_What the exercise asks_: Don't copy the pictures; return every other part of the records exactly.

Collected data
□ □ □ □

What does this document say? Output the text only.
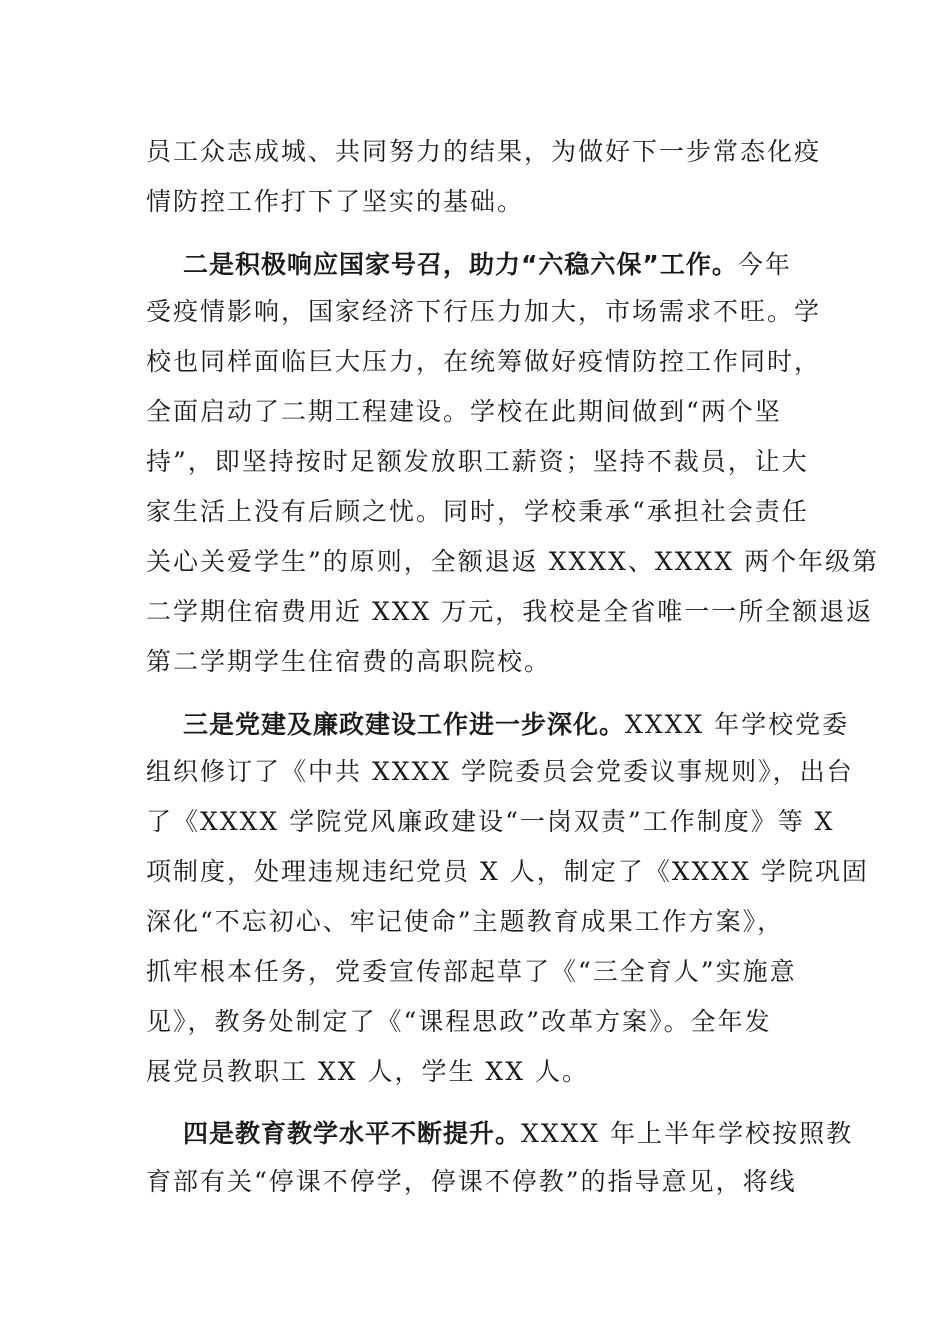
员工众志成城、共同努力的结果，为做好下一步常态化疫
情防控工作打下了坚实的基础。
二是积极响应国家号召，助力“六稳六保”工作。今年
受疫情影响，国家经济下行压力加大，市场需求不旺。学
校也同样面临巨大压力，在统筹做好疫情防控工作同时，
全面启动了二期工程建设。学校在此期间做到“两个坚
持”，即坚持按时足额发放职工薪资；坚持不裁员，让大
家生活上没有后顾之忧。同时，学校秉承“承担社会责任
关心关爱学生”的原则，全额退返 XXXX、XXXX 两个年级第
二学期住宿费用近 XXX 万元，我校是全省唯一一所全额退返
第二学期学生住宿费的高职院校。
三是党建及廉政建设工作进一步深化。XXXX 年学校党委
组织修订了《中共 XXXX 学院委员会党委议事规则》，出台
了《XXXX 学院党风廉政建设“一岗双责”工作制度》等 X
项制度，处理违规违纪党员 X 人，制定了《XXXX 学院巩固
深化“不忘初心、牢记使命”主题教育成果工作方案》，
抓牢根本任务，党委宣传部起草了《“三全育人”实施意
见》，教务处制定了《“课程思政”改革方案》。全年发
展党员教职工 XX 人，学生 XX 人。
四是教育教学水平不断提升。XXXX 年上半年学校按照教
育部有关“停课不停学，停课不停教”的指导意见，将线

□ □ □ □

_Complete response_:
What does this document say? Output the text only.
员工众志成城、共同努力的结果，为做好下一步常态化疫
情防控工作打下了坚实的基础。
二是积极响应国家号召，助力“六稳六保”工作。今年
受疫情影响，国家经济下行压力加大，市场需求不旺。学
校也同样面临巨大压力，在统筹做好疫情防控工作同时，
全面启动了二期工程建设。学校在此期间做到“两个坚
持”，即坚持按时足额发放职工薪资；坚持不裁员，让大
家生活上没有后顾之忧。同时，学校秉承“承担社会责任
关心关爱学生”的原则，全额退返 XXXX、XXXX 两个年级第
二学期住宿费用近 XXX 万元，我校是全省唯一一所全额退返
第二学期学生住宿费的高职院校。
三是党建及廉政建设工作进一步深化。XXXX 年学校党委
组织修订了《中共 XXXX 学院委员会党委议事规则》，出台
了《XXXX 学院党风廉政建设“一岗双责”工作制度》等 X
项制度，处理违规违纪党员 X 人，制定了《XXXX 学院巩固
深化“不忘初心、牢记使命”主题教育成果工作方案》，
抓牢根本任务，党委宣传部起草了《“三全育人”实施意
见》，教务处制定了《“课程思政”改革方案》。全年发
展党员教职工 XX 人，学生 XX 人。
四是教育教学水平不断提升。XXXX 年上半年学校按照教
育部有关“停课不停学，停课不停教”的指导意见，将线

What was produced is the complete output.